● **DESCRIPTION OF THE TASK**: Look through the material and copy each line holding "жидкости".

● **TASK INPUT**:
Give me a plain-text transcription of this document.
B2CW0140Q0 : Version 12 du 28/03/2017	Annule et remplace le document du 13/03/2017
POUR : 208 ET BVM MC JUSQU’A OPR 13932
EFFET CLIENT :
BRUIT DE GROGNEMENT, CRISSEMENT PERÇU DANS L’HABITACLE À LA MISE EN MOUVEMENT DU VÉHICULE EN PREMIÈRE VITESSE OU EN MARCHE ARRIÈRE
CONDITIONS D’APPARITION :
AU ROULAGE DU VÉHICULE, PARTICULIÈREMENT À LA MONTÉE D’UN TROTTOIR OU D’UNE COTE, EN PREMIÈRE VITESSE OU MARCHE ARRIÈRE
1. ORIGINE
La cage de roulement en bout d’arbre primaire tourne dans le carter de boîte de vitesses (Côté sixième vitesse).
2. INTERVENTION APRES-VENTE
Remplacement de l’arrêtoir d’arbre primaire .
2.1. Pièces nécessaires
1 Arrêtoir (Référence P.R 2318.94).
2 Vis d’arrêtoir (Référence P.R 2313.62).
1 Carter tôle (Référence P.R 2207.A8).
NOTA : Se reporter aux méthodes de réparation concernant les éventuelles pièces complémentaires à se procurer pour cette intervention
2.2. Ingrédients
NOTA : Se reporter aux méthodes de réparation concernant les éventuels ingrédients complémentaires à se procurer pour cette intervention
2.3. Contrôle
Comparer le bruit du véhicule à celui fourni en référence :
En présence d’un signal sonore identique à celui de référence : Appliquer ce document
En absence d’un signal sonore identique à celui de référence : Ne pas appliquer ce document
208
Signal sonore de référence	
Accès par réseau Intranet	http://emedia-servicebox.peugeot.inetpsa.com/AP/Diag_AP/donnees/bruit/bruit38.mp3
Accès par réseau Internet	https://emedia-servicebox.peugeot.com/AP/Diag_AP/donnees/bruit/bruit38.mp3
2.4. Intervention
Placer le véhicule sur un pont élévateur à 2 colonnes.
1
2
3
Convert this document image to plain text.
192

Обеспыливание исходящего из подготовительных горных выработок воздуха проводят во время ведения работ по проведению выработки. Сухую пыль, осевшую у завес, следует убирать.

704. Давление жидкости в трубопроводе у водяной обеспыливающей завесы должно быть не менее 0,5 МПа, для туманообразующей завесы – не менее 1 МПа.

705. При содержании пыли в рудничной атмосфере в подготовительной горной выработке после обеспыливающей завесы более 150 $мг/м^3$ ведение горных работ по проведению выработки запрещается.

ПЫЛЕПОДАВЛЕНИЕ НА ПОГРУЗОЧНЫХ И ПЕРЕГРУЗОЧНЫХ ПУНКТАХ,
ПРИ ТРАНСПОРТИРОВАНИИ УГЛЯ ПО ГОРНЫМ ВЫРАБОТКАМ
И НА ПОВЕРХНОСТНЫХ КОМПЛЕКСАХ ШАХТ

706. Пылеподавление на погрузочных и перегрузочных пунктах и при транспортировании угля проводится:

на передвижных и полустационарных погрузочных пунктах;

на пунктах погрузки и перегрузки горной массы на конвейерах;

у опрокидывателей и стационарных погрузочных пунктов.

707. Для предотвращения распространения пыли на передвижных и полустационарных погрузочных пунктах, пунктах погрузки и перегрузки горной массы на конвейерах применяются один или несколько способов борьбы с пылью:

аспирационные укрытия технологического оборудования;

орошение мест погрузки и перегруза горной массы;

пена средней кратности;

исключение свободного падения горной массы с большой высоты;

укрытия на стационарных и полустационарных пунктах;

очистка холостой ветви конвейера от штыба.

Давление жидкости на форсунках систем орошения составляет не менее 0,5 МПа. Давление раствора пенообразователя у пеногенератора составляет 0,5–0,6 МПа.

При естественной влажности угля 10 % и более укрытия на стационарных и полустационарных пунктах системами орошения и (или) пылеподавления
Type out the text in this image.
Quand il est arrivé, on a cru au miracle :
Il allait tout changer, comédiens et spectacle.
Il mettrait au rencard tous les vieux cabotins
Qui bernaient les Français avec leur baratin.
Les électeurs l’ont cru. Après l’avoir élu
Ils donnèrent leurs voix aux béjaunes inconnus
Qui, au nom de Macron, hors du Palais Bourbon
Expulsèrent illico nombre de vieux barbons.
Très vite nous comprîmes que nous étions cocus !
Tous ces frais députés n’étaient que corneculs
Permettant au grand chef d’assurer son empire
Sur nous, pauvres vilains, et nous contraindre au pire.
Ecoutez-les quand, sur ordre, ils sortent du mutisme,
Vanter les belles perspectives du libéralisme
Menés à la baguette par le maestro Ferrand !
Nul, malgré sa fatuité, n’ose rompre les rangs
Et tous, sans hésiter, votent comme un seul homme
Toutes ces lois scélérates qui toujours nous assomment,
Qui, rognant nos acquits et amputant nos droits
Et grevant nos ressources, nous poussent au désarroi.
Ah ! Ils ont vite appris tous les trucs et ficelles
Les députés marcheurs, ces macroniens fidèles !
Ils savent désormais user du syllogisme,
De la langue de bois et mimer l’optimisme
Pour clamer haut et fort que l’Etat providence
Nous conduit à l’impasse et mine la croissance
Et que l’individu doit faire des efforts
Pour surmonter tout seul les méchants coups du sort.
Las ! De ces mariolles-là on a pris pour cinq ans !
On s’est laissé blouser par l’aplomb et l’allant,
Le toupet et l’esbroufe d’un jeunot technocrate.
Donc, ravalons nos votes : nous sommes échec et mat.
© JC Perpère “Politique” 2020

● **RESULT OF THIS EXERCISE**:
704. Давление жидкости в трубопроводе у водяной обеспыливающей завесы должно быть не менее 0,5 МПа, для туманообразующей завесы – не менее 1 МПа.
Давление жидкости на форсунках систем орошения составляет не менее 0,5 МПа. Давление раствора пенообразователя у пеногенератора составляет 0,5–0,6 МПа.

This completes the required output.